Given request
Print the entire listing. Each line must match the original exactly.

---------- Input for this task

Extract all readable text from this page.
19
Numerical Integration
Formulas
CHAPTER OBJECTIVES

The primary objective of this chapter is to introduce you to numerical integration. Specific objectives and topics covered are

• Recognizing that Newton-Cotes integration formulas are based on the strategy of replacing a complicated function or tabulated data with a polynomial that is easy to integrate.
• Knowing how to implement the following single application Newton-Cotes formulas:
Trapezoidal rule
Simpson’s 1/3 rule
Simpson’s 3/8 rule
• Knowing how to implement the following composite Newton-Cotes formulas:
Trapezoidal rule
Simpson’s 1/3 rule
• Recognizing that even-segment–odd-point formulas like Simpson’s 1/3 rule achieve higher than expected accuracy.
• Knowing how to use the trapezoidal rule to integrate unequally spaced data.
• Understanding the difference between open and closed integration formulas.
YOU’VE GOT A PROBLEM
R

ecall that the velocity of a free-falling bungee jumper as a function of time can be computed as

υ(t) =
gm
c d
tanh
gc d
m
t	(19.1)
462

--------------------

Result below
Extract all readable text from this page.
19
Numerical Integration
Formulas
CHAPTER OBJECTIVES

The primary objective of this chapter is to introduce you to numerical integration. Specific objectives and topics covered are

• Recognizing that Newton-Cotes integration formulas are based on the strategy of replacing a complicated function or tabulated data with a polynomial that is easy to integrate.
• Knowing how to implement the following single application Newton-Cotes formulas:
Trapezoidal rule
Simpson’s 1/3 rule
Simpson’s 3/8 rule
• Knowing how to implement the following composite Newton-Cotes formulas:
Trapezoidal rule
Simpson’s 1/3 rule
• Recognizing that even-segment–odd-point formulas like Simpson’s 1/3 rule achieve higher than expected accuracy.
• Knowing how to use the trapezoidal rule to integrate unequally spaced data.
• Understanding the difference between open and closed integration formulas.
YOU’VE GOT A PROBLEM
R

ecall that the velocity of a free-falling bungee jumper as a function of time can be computed as

υ(t) =
gm
c d
tanh
gc d
m
t	(19.1)
462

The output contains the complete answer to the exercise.